Extrait du texte:

....

Et nous qui nous disons croyants, nous voilà alors ramenés une fois de plus, et comme malgré nous, sur les voies authentiques de la foi. Le vrai chemin qui conduit à Jésus-Christ ne passe pas d'abord par la connaissance de la doctrine catholique, ni par celui de la contemplation à la manière des grecs ou des hindous, ce sont là des détours. Le vrai chemin s'avance tout droit dans la communion recherchée avec les hommes. Là, Jésus-Christ est de fait et réellement rencontré. Et c'est là, si la foi m'est donnée, que je le reconnaîtrai, non pas comme une valeur surajoutée, mais comme le centre attractif auquel jusque là je ne pouvais donner ni un nom ni un visage. Croire, ce sera alors chercher, coûte que coûte, comme avant, la communion avec les autres, mais en osant maintenant prononcer silencieusement le nom de celui qui en est l'origine et la source secrète: Jésus.

....

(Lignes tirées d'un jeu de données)
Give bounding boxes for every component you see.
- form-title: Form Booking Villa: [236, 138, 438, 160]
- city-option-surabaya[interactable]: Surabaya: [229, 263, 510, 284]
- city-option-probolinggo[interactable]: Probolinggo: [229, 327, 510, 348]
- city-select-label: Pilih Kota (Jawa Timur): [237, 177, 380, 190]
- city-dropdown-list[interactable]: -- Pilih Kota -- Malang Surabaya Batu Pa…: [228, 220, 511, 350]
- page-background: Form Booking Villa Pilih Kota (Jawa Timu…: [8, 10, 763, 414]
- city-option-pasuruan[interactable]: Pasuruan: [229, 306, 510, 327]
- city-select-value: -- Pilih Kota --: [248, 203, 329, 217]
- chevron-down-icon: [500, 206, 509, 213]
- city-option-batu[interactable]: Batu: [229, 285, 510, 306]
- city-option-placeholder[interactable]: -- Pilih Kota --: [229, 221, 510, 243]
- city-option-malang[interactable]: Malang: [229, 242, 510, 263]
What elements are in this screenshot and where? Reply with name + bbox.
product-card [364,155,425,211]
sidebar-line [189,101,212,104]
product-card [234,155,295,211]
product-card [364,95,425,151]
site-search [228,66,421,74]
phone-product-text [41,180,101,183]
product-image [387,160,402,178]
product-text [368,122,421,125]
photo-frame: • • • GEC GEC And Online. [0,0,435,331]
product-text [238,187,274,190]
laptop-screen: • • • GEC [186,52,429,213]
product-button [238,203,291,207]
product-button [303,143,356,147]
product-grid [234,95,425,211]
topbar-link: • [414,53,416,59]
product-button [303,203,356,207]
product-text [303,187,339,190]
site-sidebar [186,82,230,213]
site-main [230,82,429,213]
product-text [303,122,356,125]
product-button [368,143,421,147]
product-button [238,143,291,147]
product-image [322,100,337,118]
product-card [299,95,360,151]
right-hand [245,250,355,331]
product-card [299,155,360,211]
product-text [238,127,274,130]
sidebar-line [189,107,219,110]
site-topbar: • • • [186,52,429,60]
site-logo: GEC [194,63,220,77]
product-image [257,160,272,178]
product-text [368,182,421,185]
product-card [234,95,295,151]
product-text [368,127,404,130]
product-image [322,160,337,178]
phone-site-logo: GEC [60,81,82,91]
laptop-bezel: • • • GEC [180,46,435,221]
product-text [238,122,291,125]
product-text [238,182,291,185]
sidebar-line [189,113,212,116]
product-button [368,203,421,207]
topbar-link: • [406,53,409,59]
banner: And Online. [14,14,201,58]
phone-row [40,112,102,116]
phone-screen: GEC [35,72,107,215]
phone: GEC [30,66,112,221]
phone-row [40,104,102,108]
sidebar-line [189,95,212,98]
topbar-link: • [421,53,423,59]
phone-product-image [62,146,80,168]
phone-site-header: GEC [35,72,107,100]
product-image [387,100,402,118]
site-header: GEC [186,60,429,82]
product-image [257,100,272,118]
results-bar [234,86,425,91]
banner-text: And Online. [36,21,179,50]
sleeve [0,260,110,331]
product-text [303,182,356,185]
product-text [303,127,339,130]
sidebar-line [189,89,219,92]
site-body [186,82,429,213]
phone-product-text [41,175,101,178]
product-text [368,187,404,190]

....

Consigne A: Modifiez le passage du texte sur le chemin de la foi, de "Et nous qui" à "source secrète: Jésus.", en remplaçant "détours" par "chemins de traverse".
Consigne B: Reprenez le texte sur le chemin de la foi là où il s'arrête et écrivez-en la suite.

Réponse rédigée A:
Et nous qui nous disons croyants, nous voilà alors ramenés une fois de plus, et comme malgré nous, sur les voies authentiques de la foi. Le vrai chemin qui conduit à Jésus-Christ ne passe pas d'abord par la connaissance de la doctrine catholique, ni par celui de la contemplation à la manière des grecs ou des hindous, ce sont là des chemins de traverse. Le vrai chemin s'avance tout droit dans la communion recherchée avec les hommes. Là, Jésus-Christ est de fait et réellement rencontré. Et c'est là, si la foi m'est donnée, que je le reconnaîtrai, non pas comme une valeur surajoutée, mais comme le centre attractif auquel jusque là je ne pouvais donner ni un nom ni un visage. Croire, ce sera alors chercher, coûte que coûte, comme avant, la communion avec les autres, mais en osant maintenant prononcer silencieusement le nom de celui qui en est l'origine et la source secrète: Jésus.

Réponse rédigée B:
La fête d'aujourd'hui nous rappelle que croire en Jésus-Christ, c'est encore autre chose, difficile, il est vrai, à expliquer. Les textes nous montrent Jésus exerçant le jugement. Et voici qu'à ce mot, d'instinct nous tremblons, car pour nous, le jugement est lié à la condamnation. Mais dans toute la tradition biblique, et dans cet évangile, le jugement n'est pas condamnation de coupables, mais intervention souveraine de la puissance de Dieu pour conduire les êtres à leur point absolu de perfection, pour introduire dans la justice, c'est-à-dire l'épanouissement inimaginable de la vie, pour transmuer le monde en terre nouvelle et cieux nouveaux où, selon la promesse apportée par saint Pierre, habitera la justice.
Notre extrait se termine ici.